__What you need to do__
Write out the entire listing below exactly, with the pictures left out.

-- START OF Information given --

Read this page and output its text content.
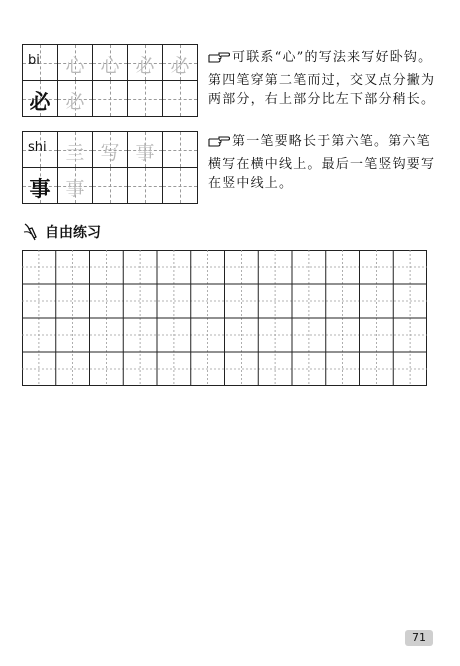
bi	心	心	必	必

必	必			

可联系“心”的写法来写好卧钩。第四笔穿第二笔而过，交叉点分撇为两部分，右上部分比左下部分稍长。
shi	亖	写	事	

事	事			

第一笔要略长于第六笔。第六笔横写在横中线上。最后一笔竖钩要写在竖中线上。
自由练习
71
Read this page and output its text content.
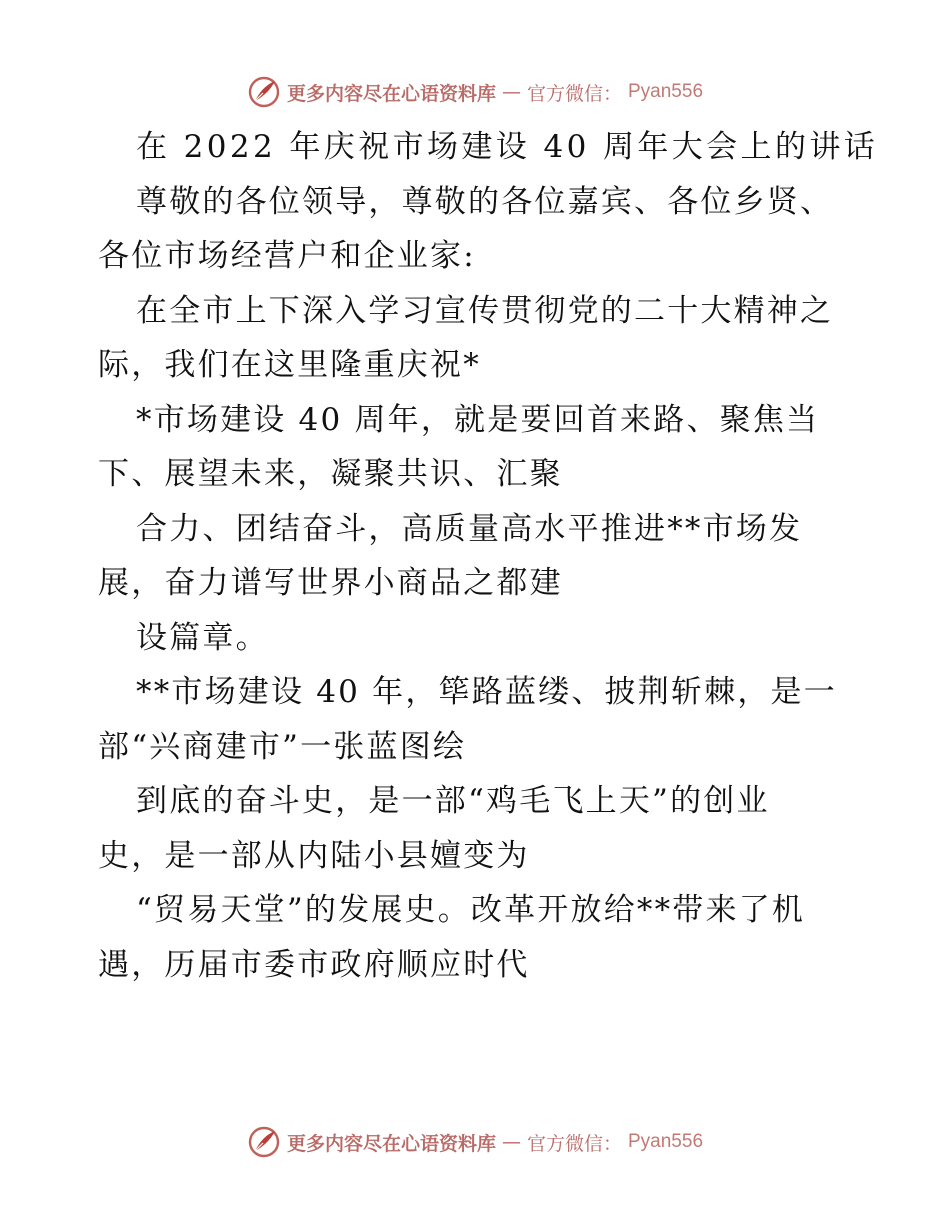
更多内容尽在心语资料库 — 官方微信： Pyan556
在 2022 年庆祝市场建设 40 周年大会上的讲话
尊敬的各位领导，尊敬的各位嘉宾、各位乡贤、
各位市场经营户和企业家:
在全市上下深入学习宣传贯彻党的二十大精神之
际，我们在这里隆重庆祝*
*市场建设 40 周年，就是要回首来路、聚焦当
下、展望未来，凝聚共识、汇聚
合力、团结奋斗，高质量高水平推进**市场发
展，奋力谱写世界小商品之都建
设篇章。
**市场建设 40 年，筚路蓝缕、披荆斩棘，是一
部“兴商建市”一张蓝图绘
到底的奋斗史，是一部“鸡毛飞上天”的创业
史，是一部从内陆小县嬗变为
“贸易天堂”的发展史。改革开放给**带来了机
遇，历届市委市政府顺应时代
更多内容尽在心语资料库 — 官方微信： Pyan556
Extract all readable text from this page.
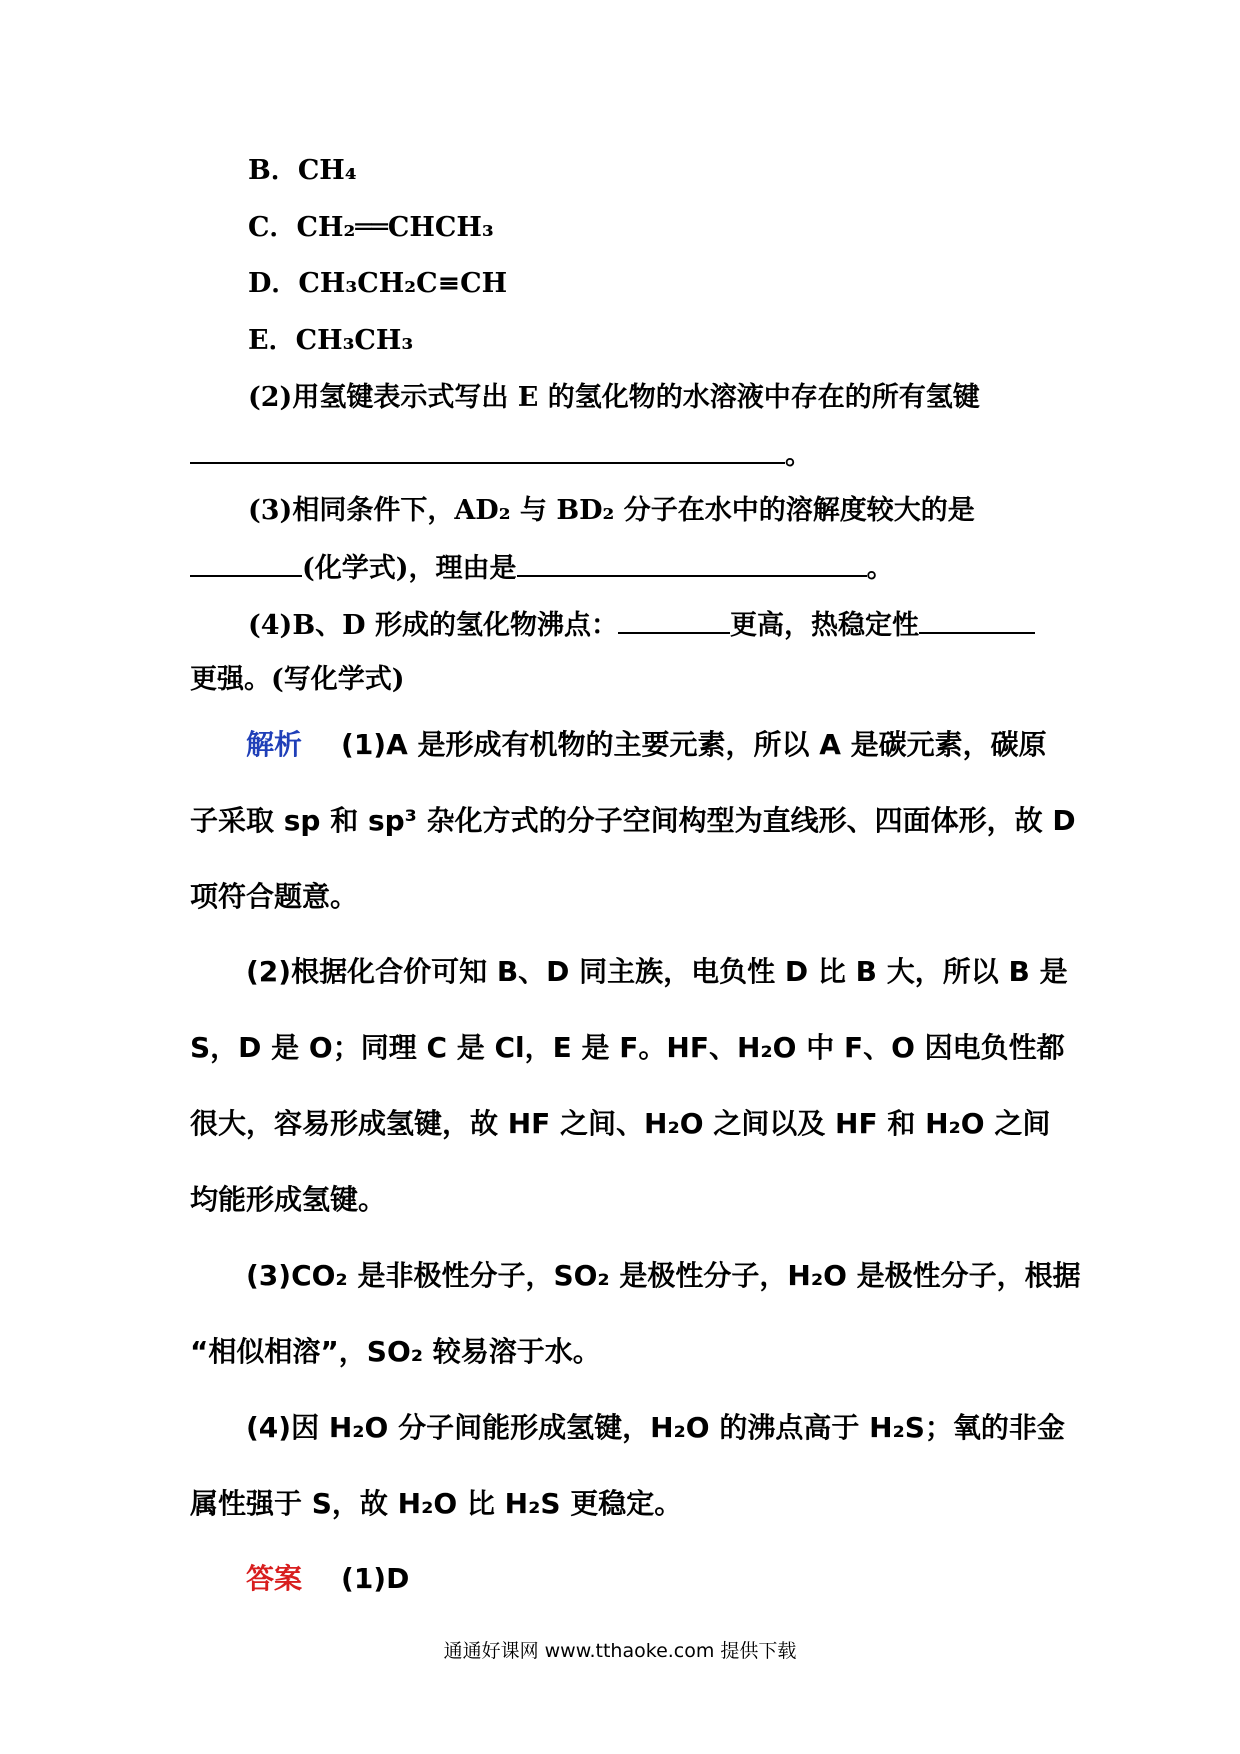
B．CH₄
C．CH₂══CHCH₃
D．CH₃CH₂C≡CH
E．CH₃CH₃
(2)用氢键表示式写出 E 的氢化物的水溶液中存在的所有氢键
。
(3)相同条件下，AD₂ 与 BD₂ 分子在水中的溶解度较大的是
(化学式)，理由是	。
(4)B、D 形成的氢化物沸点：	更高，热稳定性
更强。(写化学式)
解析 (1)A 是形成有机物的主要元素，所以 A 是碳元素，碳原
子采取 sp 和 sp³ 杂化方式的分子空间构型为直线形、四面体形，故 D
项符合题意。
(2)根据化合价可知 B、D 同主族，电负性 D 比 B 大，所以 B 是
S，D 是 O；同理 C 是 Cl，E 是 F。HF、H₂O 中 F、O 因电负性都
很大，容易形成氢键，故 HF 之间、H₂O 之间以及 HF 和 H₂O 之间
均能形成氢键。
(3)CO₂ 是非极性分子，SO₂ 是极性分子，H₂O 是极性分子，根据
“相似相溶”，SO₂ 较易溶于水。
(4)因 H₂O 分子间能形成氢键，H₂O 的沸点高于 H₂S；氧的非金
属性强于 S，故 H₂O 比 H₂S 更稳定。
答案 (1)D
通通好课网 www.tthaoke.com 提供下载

-- END OF Information given --

__Solution for this problem__
Read this page and output its text content.
bi	心	心	必	必

必	必			

可联系“心”的写法来写好卧钩。第四笔穿第二笔而过，交叉点分撇为两部分，右上部分比左下部分稍长。
shi	亖	写	事	

事	事			

第一笔要略长于第六笔。第六笔横写在横中线上。最后一笔竖钩要写在竖中线上。
自由练习
71
Read this page and output its text content.
更多内容尽在心语资料库 — 官方微信： Pyan556
在 2022 年庆祝市场建设 40 周年大会上的讲话
尊敬的各位领导，尊敬的各位嘉宾、各位乡贤、
各位市场经营户和企业家:
在全市上下深入学习宣传贯彻党的二十大精神之
际，我们在这里隆重庆祝*
*市场建设 40 周年，就是要回首来路、聚焦当
下、展望未来，凝聚共识、汇聚
合力、团结奋斗，高质量高水平推进**市场发
展，奋力谱写世界小商品之都建
设篇章。
**市场建设 40 年，筚路蓝缕、披荆斩棘，是一
部“兴商建市”一张蓝图绘
到底的奋斗史，是一部“鸡毛飞上天”的创业
史，是一部从内陆小县嬗变为
“贸易天堂”的发展史。改革开放给**带来了机
遇，历届市委市政府顺应时代
更多内容尽在心语资料库 — 官方微信： Pyan556
Extract all readable text from this page.
B．CH₄
C．CH₂══CHCH₃
D．CH₃CH₂C≡CH
E．CH₃CH₃
(2)用氢键表示式写出 E 的氢化物的水溶液中存在的所有氢键
。
(3)相同条件下，AD₂ 与 BD₂ 分子在水中的溶解度较大的是
(化学式)，理由是	。
(4)B、D 形成的氢化物沸点：	更高，热稳定性
更强。(写化学式)
解析 (1)A 是形成有机物的主要元素，所以 A 是碳元素，碳原
子采取 sp 和 sp³ 杂化方式的分子空间构型为直线形、四面体形，故 D
项符合题意。
(2)根据化合价可知 B、D 同主族，电负性 D 比 B 大，所以 B 是
S，D 是 O；同理 C 是 Cl，E 是 F。HF、H₂O 中 F、O 因电负性都
很大，容易形成氢键，故 HF 之间、H₂O 之间以及 HF 和 H₂O 之间
均能形成氢键。
(3)CO₂ 是非极性分子，SO₂ 是极性分子，H₂O 是极性分子，根据
“相似相溶”，SO₂ 较易溶于水。
(4)因 H₂O 分子间能形成氢键，H₂O 的沸点高于 H₂S；氧的非金
属性强于 S，故 H₂O 比 H₂S 更稳定。
答案 (1)D
通通好课网 www.tthaoke.com 提供下载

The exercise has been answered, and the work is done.